* Set task *
Records follow. Copy every line with "icon".

[Data items]
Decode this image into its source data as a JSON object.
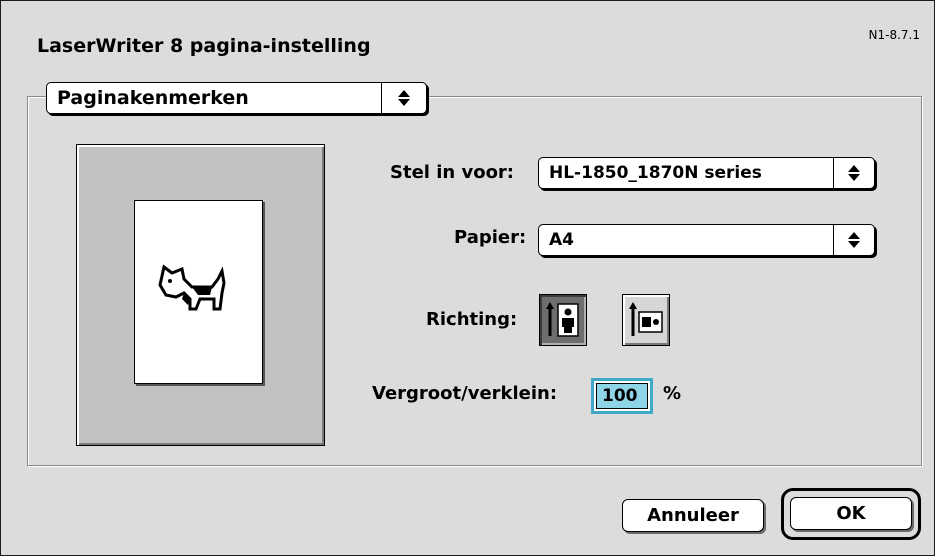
{
  "dialog": {
    "title": "LaserWriter 8 pagina-instelling",
    "version": "N1-8.7.1"
  },
  "section_popup": {
    "value": "Paginakenmerken",
    "arrow": "⇕"
  },
  "preview": {
    "icon": "dogcow-icon"
  },
  "fields": {
    "format_for": {
      "label": "Stel in voor:",
      "value": "HL-1850_1870N series"
    },
    "paper": {
      "label": "Papier:",
      "value": "A4"
    },
    "orientation": {
      "label": "Richting:",
      "selected": "portrait",
      "options": [
        "portrait-icon",
        "landscape-icon"
      ]
    },
    "scale": {
      "label": "Vergroot/verklein:",
      "value": "100",
      "unit": "%"
    }
  },
  "buttons": {
    "cancel": "Annuleer",
    "ok": "OK"
  },
  "colors": {
    "focus_ring": "#3fa9c7",
    "field_highlight": "#8fd5e8",
    "background": "#dcdcdc"
  }
}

* Solved problem *
    "icon": "dogcow-icon"
        "portrait-icon",
        "landscape-icon"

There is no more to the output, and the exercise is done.